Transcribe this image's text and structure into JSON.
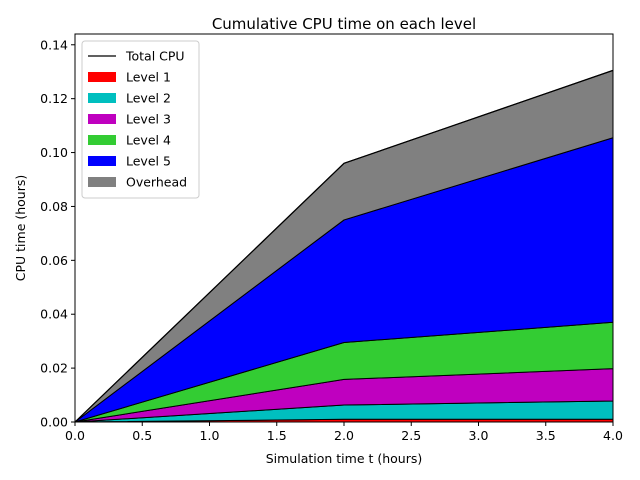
{
  "chart_data": {
    "type": "area",
    "stacked": true,
    "title": "Cumulative CPU time on each level",
    "xlabel": "Simulation time t (hours)",
    "ylabel": "CPU time (hours)",
    "x": [
      0,
      2,
      4
    ],
    "xlim": [
      0,
      4
    ],
    "ylim": [
      0,
      0.144
    ],
    "xticks": [
      0,
      0.5,
      1,
      1.5,
      2,
      2.5,
      3,
      3.5,
      4
    ],
    "xtick_labels": [
      "0.0",
      "0.5",
      "1.0",
      "1.5",
      "2.0",
      "2.5",
      "3.0",
      "3.5",
      "4.0"
    ],
    "yticks": [
      0,
      0.02,
      0.04,
      0.06,
      0.08,
      0.1,
      0.12,
      0.14
    ],
    "ytick_labels": [
      "0.00",
      "0.02",
      "0.04",
      "0.06",
      "0.08",
      "0.10",
      "0.12",
      "0.14"
    ],
    "grid": false,
    "legend_position": "top-left",
    "total_line": {
      "name": "Total CPU",
      "color": "#000000",
      "values": [
        0,
        0.096,
        0.1305
      ]
    },
    "series": [
      {
        "name": "Level 1",
        "color": "#ff0000",
        "values": [
          0,
          0.001,
          0.001
        ]
      },
      {
        "name": "Level 2",
        "color": "#00bfbf",
        "values": [
          0,
          0.0053,
          0.0068
        ]
      },
      {
        "name": "Level 3",
        "color": "#bf00bf",
        "values": [
          0,
          0.0095,
          0.012
        ]
      },
      {
        "name": "Level 4",
        "color": "#33cc33",
        "values": [
          0,
          0.0137,
          0.0172
        ]
      },
      {
        "name": "Level 5",
        "color": "#0000ff",
        "values": [
          0,
          0.0455,
          0.0685
        ]
      },
      {
        "name": "Overhead",
        "color": "#808080",
        "values": [
          0,
          0.021,
          0.025
        ]
      }
    ]
  }
}
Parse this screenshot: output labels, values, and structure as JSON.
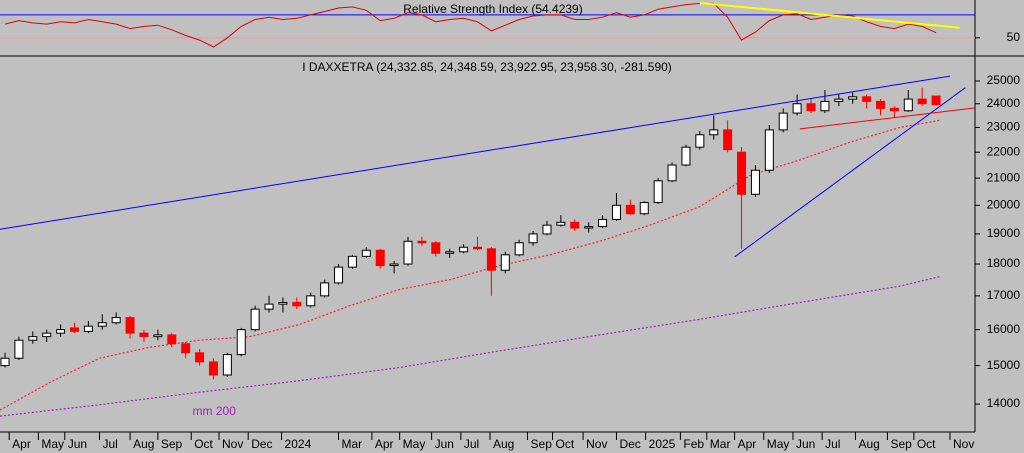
{
  "chart_data": [
    {
      "type": "line",
      "title": "Relative Strength Index (54.4239)",
      "color": "#e00000",
      "values": [
        62,
        65,
        63,
        62,
        64,
        63,
        66,
        64,
        62,
        58,
        60,
        61,
        57,
        52,
        48,
        42,
        50,
        60,
        66,
        68,
        66,
        67,
        70,
        73,
        76,
        77,
        74,
        65,
        67,
        72,
        70,
        64,
        66,
        67,
        64,
        56,
        61,
        66,
        69,
        70,
        70,
        66,
        66,
        68,
        72,
        68,
        70,
        75,
        77,
        79,
        80,
        80,
        68,
        48,
        55,
        65,
        70,
        71,
        66,
        68,
        70,
        69,
        64,
        60,
        58,
        62,
        60,
        54.4239
      ],
      "xlim": [
        -0.36,
        69.8
      ],
      "ylim": [
        35,
        83
      ],
      "yticks": [
        50
      ],
      "levels": [
        {
          "value": 70,
          "color": "#0000ff"
        },
        {
          "value": 50,
          "color": "#ff9090"
        }
      ],
      "trendlines": [
        {
          "color": "#ffff00",
          "x": [
            50,
            68.7
          ],
          "y": [
            80.4,
            58.7
          ]
        }
      ]
    },
    {
      "type": "candlestick",
      "title": "I DAXXETRA (24,332.85, 24,348.59, 23,922.95, 23,958.30, -281.590)",
      "up_color": "#ffffff",
      "down_color": "#ff0000",
      "open": [
        15000,
        15200,
        15700,
        15800,
        15900,
        16050,
        15950,
        16100,
        16200,
        16350,
        15900,
        15800,
        15850,
        15600,
        15350,
        15100,
        14750,
        15300,
        16000,
        16600,
        16750,
        16800,
        16700,
        17000,
        17400,
        17900,
        18250,
        18450,
        17950,
        18000,
        18750,
        18700,
        18350,
        18400,
        18550,
        18500,
        17800,
        18300,
        18700,
        19000,
        19300,
        19400,
        19200,
        19250,
        19500,
        20000,
        19700,
        20100,
        20900,
        21500,
        22200,
        22700,
        22900,
        22000,
        20400,
        21300,
        22900,
        23600,
        24000,
        23700,
        24100,
        24200,
        24300,
        24100,
        23800,
        23700,
        24200,
        24332.85
      ],
      "high": [
        15350,
        15800,
        15950,
        16000,
        16150,
        16200,
        16250,
        16450,
        16500,
        16400,
        16000,
        16000,
        15900,
        15650,
        15450,
        15200,
        15350,
        16050,
        16700,
        17000,
        16950,
        16950,
        17100,
        17500,
        18000,
        18300,
        18550,
        18500,
        18100,
        18900,
        18900,
        18750,
        18500,
        18650,
        18900,
        18550,
        18400,
        18800,
        19100,
        19450,
        19650,
        19500,
        19400,
        19650,
        20450,
        20200,
        20150,
        21000,
        21600,
        22300,
        22850,
        23500,
        23300,
        22200,
        21500,
        23100,
        23800,
        24400,
        24200,
        24600,
        24400,
        24500,
        24400,
        24200,
        23900,
        24600,
        24700,
        24348.59
      ],
      "low": [
        14950,
        15150,
        15600,
        15650,
        15800,
        15900,
        15900,
        16000,
        16150,
        15750,
        15650,
        15700,
        15500,
        15200,
        15000,
        14630,
        14700,
        15250,
        15950,
        16500,
        16500,
        16600,
        16650,
        16950,
        17350,
        17850,
        18200,
        17850,
        17700,
        17950,
        18600,
        18250,
        18200,
        18350,
        18450,
        17000,
        17700,
        18250,
        18600,
        18950,
        19250,
        19100,
        19050,
        19200,
        19450,
        19650,
        19650,
        20050,
        20850,
        21450,
        22100,
        22500,
        22000,
        18500,
        20300,
        21200,
        22800,
        23500,
        23600,
        23600,
        23900,
        24000,
        23800,
        23500,
        23400,
        23650,
        23900,
        23922.95
      ],
      "close": [
        15200,
        15700,
        15800,
        15900,
        16000,
        15950,
        16100,
        16200,
        16350,
        15900,
        15800,
        15850,
        15600,
        15350,
        15100,
        14750,
        15300,
        16000,
        16600,
        16750,
        16800,
        16700,
        17000,
        17400,
        17900,
        18250,
        18450,
        17950,
        18000,
        18750,
        18700,
        18350,
        18400,
        18550,
        18500,
        17800,
        18300,
        18700,
        19000,
        19300,
        19400,
        19200,
        19250,
        19500,
        20000,
        19700,
        20100,
        20900,
        21500,
        22200,
        22700,
        22900,
        22100,
        20400,
        21300,
        22900,
        23600,
        24000,
        23700,
        24100,
        24200,
        24300,
        24100,
        23800,
        23700,
        24200,
        24000,
        23958.3
      ],
      "log_scale": true,
      "xlim": [
        -0.36,
        69.8
      ],
      "ylim": [
        13315,
        26100
      ],
      "yticks": [
        14000,
        15000,
        16000,
        17000,
        18000,
        19000,
        20000,
        21000,
        22000,
        23000,
        24000,
        25000
      ],
      "xticks": [
        {
          "value": 0.3,
          "label": "Apr"
        },
        {
          "value": 2.4,
          "label": "May"
        },
        {
          "value": 4.3,
          "label": "Jun"
        },
        {
          "value": 6.8,
          "label": "Jul"
        },
        {
          "value": 9.0,
          "label": "Aug"
        },
        {
          "value": 11.0,
          "label": "Sep"
        },
        {
          "value": 13.4,
          "label": "Oct"
        },
        {
          "value": 15.4,
          "label": "Nov"
        },
        {
          "value": 17.5,
          "label": "Dec"
        },
        {
          "value": 19.9,
          "label": "2024"
        },
        {
          "value": 24.0,
          "label": "Mar"
        },
        {
          "value": 26.4,
          "label": "Apr"
        },
        {
          "value": 28.4,
          "label": "May"
        },
        {
          "value": 30.7,
          "label": "Jun"
        },
        {
          "value": 32.8,
          "label": "Jul"
        },
        {
          "value": 34.9,
          "label": "Aug"
        },
        {
          "value": 37.6,
          "label": "Sep"
        },
        {
          "value": 39.4,
          "label": "Oct"
        },
        {
          "value": 41.6,
          "label": "Nov"
        },
        {
          "value": 44.0,
          "label": "Dec"
        },
        {
          "value": 46.1,
          "label": "2025"
        },
        {
          "value": 48.6,
          "label": "Feb"
        },
        {
          "value": 50.5,
          "label": "Mar"
        },
        {
          "value": 52.5,
          "label": "Apr"
        },
        {
          "value": 54.6,
          "label": "May"
        },
        {
          "value": 56.7,
          "label": "Jun"
        },
        {
          "value": 58.8,
          "label": "Jul"
        },
        {
          "value": 61.2,
          "label": "Aug"
        },
        {
          "value": 63.5,
          "label": "Sep"
        },
        {
          "value": 65.4,
          "label": "Oct"
        },
        {
          "value": 68.0,
          "label": "Nov"
        }
      ],
      "moving_averages": [
        {
          "name": "mm 200",
          "color": "#a020c0",
          "x": [
            -0.36,
            6.8,
            14.0,
            21.2,
            28.4,
            35.6,
            42.8,
            50.0,
            57.2,
            64.4,
            67.3
          ],
          "values": [
            13700,
            13980,
            14300,
            14600,
            14950,
            15400,
            15850,
            16300,
            16800,
            17300,
            17600
          ]
        },
        {
          "color": "#ff2020",
          "x": [
            -0.36,
            3.2,
            6.8,
            10.4,
            14.0,
            17.6,
            21.2,
            24.8,
            28.4,
            32.0,
            35.6,
            39.2,
            42.8,
            46.4,
            50.0,
            53.6,
            57.2,
            60.8,
            64.4,
            67.3
          ],
          "values": [
            13850,
            14550,
            15200,
            15500,
            15700,
            15800,
            16150,
            16700,
            17200,
            17500,
            17950,
            18300,
            18750,
            19300,
            19950,
            21100,
            21700,
            22400,
            23000,
            23300
          ]
        }
      ],
      "trendlines": [
        {
          "color": "#0000ff",
          "x": [
            -0.36,
            68.0
          ],
          "y": [
            19160,
            25220
          ]
        },
        {
          "color": "#0000ff",
          "x": [
            52.5,
            69.1
          ],
          "y": [
            18230,
            24700
          ]
        },
        {
          "color": "#ff0000",
          "x": [
            57.2,
            69.8
          ],
          "y": [
            22940,
            23820
          ]
        }
      ]
    }
  ]
}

* * * * * * *

**Set exercise**. Scan the material above for the string "structure" and return the lines that hold it.

**Solution for this exercise**.
Transcribe this image's text and structure into JSON.
Parse this screenshot: output labels, values, and structure as JSON.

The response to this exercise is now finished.